=== Selected text ===
This is the converter of the dialog data, that is used in order to prepare the the Cornell Movie Dialogs Corpus in the way that it could be used as the training input for the Recurrent Neural Networks.

The script only requires the scikit-learn in order to work. If you do not have it, you can easily install it with the following command:

sudo pip install scikit-learn

In order to simplify the process, the code in the repository is self-contained and, in order to prepare the training data, you can just execute the following command:

python converter.py

This will produce 4 files that are needed for the learning process:

• train.a;
• train.b;
• test.a;
• test.b;

Even though, you have already all the required files, I would strongly advise you to go through the rest of the page just to have some basic understanding what is going on here.

In order to understand what type of data is in the corpus here is the quote for the official page:

This corpus contains a large metadata-rich collection of fictional conversations extracted from raw movie scripts:

- 220,579 conversational exchanges between 10,292 pairs of movie characters
- involves 9,035 characters from 617 movies
- in total 304,713 utterances

The corpus itself contains different files. The one, that we are interested in, is the following one: movie_lines.txt. The file contains actual conversations. Each line in the file is a phrase from a dialog, that was observed in a movie(with a meta data). All phrases have been sorted with respect to how they appear in a script, so no need to sort anything.
=== Items ===
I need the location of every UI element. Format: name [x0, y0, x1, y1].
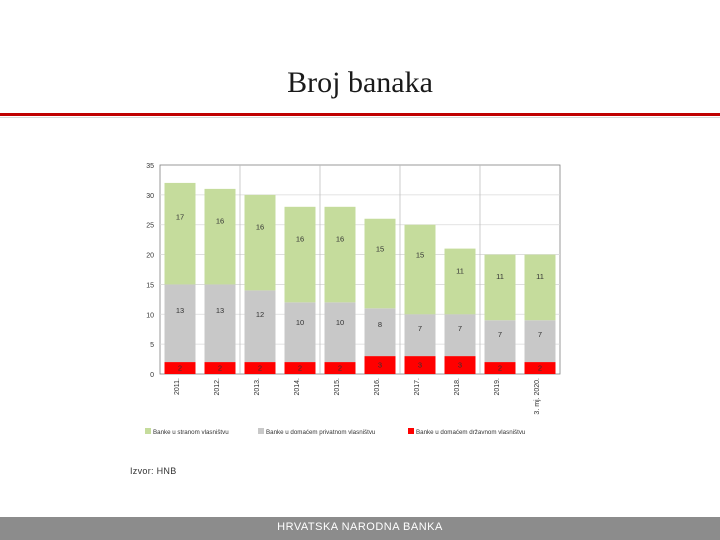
y-tick-label: 30: [146, 193, 154, 200]
data-label: 2: [258, 364, 262, 373]
data-label: 7: [418, 324, 422, 333]
data-label: 7: [538, 330, 542, 339]
x-tick-label: 2019.: [494, 378, 501, 396]
bar-segment-domestic-private: [204, 284, 236, 363]
x-tick-label: 2016.: [374, 378, 381, 396]
data-label: 16: [216, 216, 224, 225]
y-tick-label: 5: [150, 342, 154, 349]
data-label: 16: [296, 234, 304, 243]
x-tick-label: 2015.: [334, 378, 341, 396]
data-label: 2: [338, 364, 342, 373]
bar-segment-foreign: [484, 254, 516, 321]
stacked-bar-chart: 0 5 10 15 20 25 30 35 2 13 17 2011. 2 13 16 2012. 2 12 16 2…: [145, 163, 561, 436]
y-tick-label: 10: [146, 312, 154, 319]
legend-item-domestic-private-label: Banke u domaćem privatnom vlasništvu: [266, 429, 376, 436]
chart-container: 0 5 10 15 20 25 30 35 2 13 17 2011. 2 13 16 2012. 2 12 16 2…: [125, 152, 570, 444]
bar-segment-domestic-private: [484, 320, 516, 363]
bar-segment-foreign: [364, 218, 396, 309]
y-tick-label: 35: [146, 163, 154, 170]
data-label: 3: [418, 361, 422, 370]
x-tick-label: 2013.: [254, 378, 261, 396]
bar-segment-domestic-private: [324, 302, 356, 363]
bar-segment-domestic-state: [484, 362, 516, 374]
bar-segment-foreign: [324, 206, 356, 303]
y-tick-label: 25: [146, 223, 154, 230]
slide-title: Broj banaka: [287, 66, 433, 99]
data-label: 15: [376, 244, 384, 253]
legend-item-foreign-swatch: [145, 428, 151, 434]
data-label: 2: [498, 364, 502, 373]
bar-segment-foreign: [284, 206, 316, 303]
x-tick-label: 2014.: [294, 378, 301, 396]
data-label: 16: [256, 222, 264, 231]
bar-segment-domestic-state: [364, 356, 396, 374]
data-label: 15: [416, 250, 424, 259]
legend-item-domestic-state-label: Banke u domaćem državnom vlasništvu: [416, 429, 526, 436]
bar-segment-domestic-state: [524, 362, 556, 374]
bar-segment-domestic-state: [244, 362, 276, 374]
data-label: 3: [378, 361, 382, 370]
title-divider-shadow: [0, 117, 720, 118]
data-label: 2: [298, 364, 302, 373]
bar-segment-domestic-state: [164, 362, 196, 374]
bar-segment-domestic-state: [404, 356, 436, 374]
bar-segment-foreign: [524, 254, 556, 321]
data-label: 2: [178, 364, 182, 373]
y-tick-label: 15: [146, 282, 154, 289]
bar-segment-foreign: [444, 248, 476, 315]
bar-segment-foreign: [164, 182, 196, 285]
data-label: 11: [496, 272, 504, 281]
data-label: 3: [458, 361, 462, 370]
bar-segment-domestic-state: [204, 362, 236, 374]
legend-item-foreign-label: Banke u stranom vlasništvu: [153, 429, 229, 436]
bar-segment-domestic-private: [524, 320, 556, 363]
x-tick-label: 2018.: [454, 378, 461, 396]
x-tick-label: 2017.: [414, 378, 421, 396]
data-label: 2: [218, 364, 222, 373]
legend-item-domestic-state-swatch: [408, 428, 414, 434]
x-tick-label: 2011.: [174, 378, 181, 395]
data-label: 11: [456, 266, 464, 275]
legend-item-domestic-private-swatch: [258, 428, 264, 434]
data-label: 13: [176, 306, 184, 315]
bar-segment-domestic-private: [444, 314, 476, 357]
source-note: Izvor: HNB: [130, 466, 177, 476]
x-tick-label: 2012.: [214, 378, 221, 396]
data-label: 12: [256, 310, 264, 319]
title-divider: [0, 113, 720, 116]
y-tick-label: 20: [146, 253, 154, 260]
x-tick-label: 3. mj. 2020.: [534, 378, 541, 415]
data-label: 16: [336, 234, 344, 243]
data-label: 10: [336, 318, 344, 327]
bar-segment-domestic-private: [404, 314, 436, 357]
bar-segment-domestic-state: [444, 356, 476, 374]
bar-segment-domestic-private: [364, 308, 396, 357]
bar-segment-foreign: [204, 188, 236, 285]
y-tick-label: 0: [150, 372, 154, 379]
data-label: 2: [538, 364, 542, 373]
bar-segment-foreign: [244, 194, 276, 291]
data-label: 17: [176, 212, 184, 221]
data-label: 8: [378, 320, 382, 329]
bar-segment-foreign: [404, 224, 436, 315]
bar-segment-domestic-private: [244, 290, 276, 363]
data-label: 13: [216, 306, 224, 315]
bar-segment-domestic-private: [164, 284, 196, 363]
bar-segment-domestic-state: [284, 362, 316, 374]
data-label: 7: [498, 330, 502, 339]
data-label: 7: [458, 324, 462, 333]
footer-bar: HRVATSKA NARODNA BANKA: [0, 517, 720, 540]
plot-frame: [159, 164, 561, 375]
footer-text: HRVATSKA NARODNA BANKA: [277, 521, 443, 533]
data-label: 11: [536, 272, 544, 281]
bar-segment-domestic-private: [284, 302, 316, 363]
bar-segment-domestic-state: [324, 362, 356, 374]
data-label: 10: [296, 318, 304, 327]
===
(Problem requirements)
Proceed with the text on converting the Cornell Movie Dialogs Corpus for neural network training, picking up right after its final sentence.

(Output of the task)
Here are examples of lines from the file:

L1045 +++$+++ u0 +++$+++ m0 +++$+++ BIANCA +++$+++ They do not!
L1044 +++$+++ u2 +++$+++ m0 +++$+++ CAMERON +++$+++ They do to!

As can be seen, the string +++$+++is used as a fields separator. Each line includes following fields:

• lineID (e.g. L1045). As can be seen from the example: yes lines are sorted, however they are sorted in desend order ¯\_(ツ)_/¯;
• characterID (who uttered this phrase, e.g.: u0);
• movieID (e.g.: m0);
• character name (e.g.: BIANCA);
• text of the utterance (e.g.: They do to!);

For the simple RNN network only special cases of the dialogs are useful for the training. Technically you can train RNN with any type of dialogs, however for the sake of simplicity we are limiting ourselves to cases with simple dialogs. A dialog is considered simple if:

1. Only 2 persons are participating in a dialog;
2. There should not be 2 consequent lines that belong to a same character;

In order to understand a "simple dialog" requirements let me show the example of the dialogue that is not satisfying above requirements:

L280 +++$+++ u2 +++$+++ m0 +++$+++ CAMERON +++$+++ There.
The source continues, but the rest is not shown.